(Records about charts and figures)
START

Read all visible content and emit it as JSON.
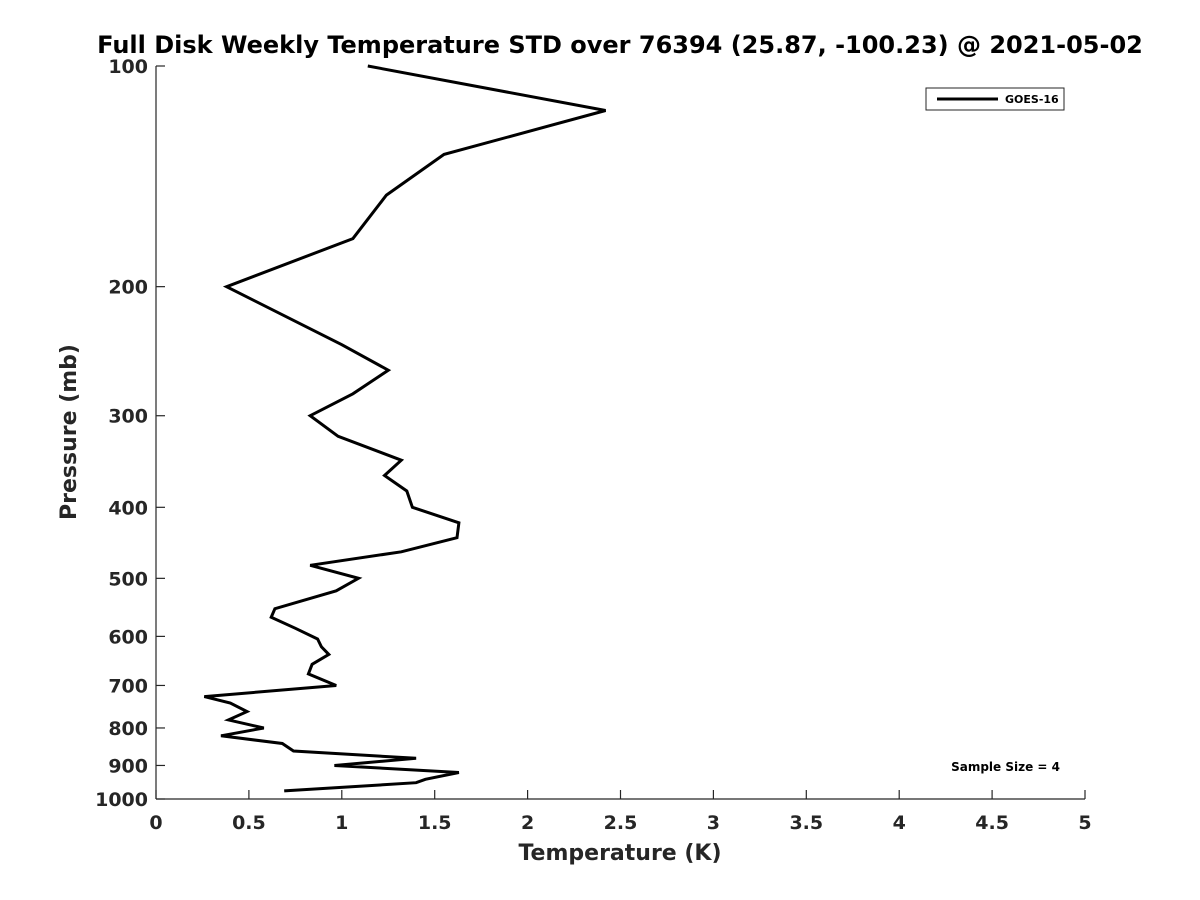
{
  "chart_data": {
    "type": "line",
    "title": "Full Disk Weekly Temperature STD over 76394 (25.87, -100.23) @ 2021-05-02",
    "xlabel": "Temperature (K)",
    "ylabel": "Pressure (mb)",
    "xlim": [
      0,
      5
    ],
    "ylim": [
      100,
      1000
    ],
    "y_scale": "log",
    "y_reversed": true,
    "x_ticks": [
      "0",
      "0.5",
      "1",
      "1.5",
      "2",
      "2.5",
      "3",
      "3.5",
      "4",
      "4.5",
      "5"
    ],
    "y_ticks": [
      "100",
      "200",
      "300",
      "400",
      "500",
      "600",
      "700",
      "800",
      "900",
      "1000"
    ],
    "grid": false,
    "legend": {
      "position": "top-right",
      "entries": [
        "GOES-16"
      ]
    },
    "annotation": "Sample Size = 4",
    "series": [
      {
        "name": "GOES-16",
        "color": "#000000",
        "points": [
          [
            1.14,
            100
          ],
          [
            2.42,
            115
          ],
          [
            1.55,
            132
          ],
          [
            1.24,
            150
          ],
          [
            1.06,
            172
          ],
          [
            0.38,
            200
          ],
          [
            1.0,
            240
          ],
          [
            1.25,
            260
          ],
          [
            1.06,
            280
          ],
          [
            0.83,
            300
          ],
          [
            0.98,
            320
          ],
          [
            1.32,
            345
          ],
          [
            1.23,
            362
          ],
          [
            1.35,
            380
          ],
          [
            1.38,
            400
          ],
          [
            1.63,
            420
          ],
          [
            1.62,
            440
          ],
          [
            1.32,
            460
          ],
          [
            0.83,
            480
          ],
          [
            1.09,
            500
          ],
          [
            0.97,
            520
          ],
          [
            0.64,
            550
          ],
          [
            0.62,
            565
          ],
          [
            0.75,
            585
          ],
          [
            0.87,
            605
          ],
          [
            0.89,
            620
          ],
          [
            0.93,
            635
          ],
          [
            0.84,
            655
          ],
          [
            0.82,
            675
          ],
          [
            0.97,
            700
          ],
          [
            0.26,
            725
          ],
          [
            0.4,
            740
          ],
          [
            0.49,
            760
          ],
          [
            0.39,
            780
          ],
          [
            0.58,
            800
          ],
          [
            0.35,
            820
          ],
          [
            0.68,
            840
          ],
          [
            0.74,
            860
          ],
          [
            1.4,
            880
          ],
          [
            0.96,
            900
          ],
          [
            1.63,
            920
          ],
          [
            1.45,
            940
          ],
          [
            1.4,
            950
          ],
          [
            0.69,
            975
          ]
        ]
      }
    ]
  }
}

END

• Goal: Copy each line in the data that holds the word "Temperature".

• Answer for this exercise:
    "title": "Full Disk Weekly Temperature STD over 76394 (25.87, -100.23) @ 2021-05-02",
    "xlabel": "Temperature (K)",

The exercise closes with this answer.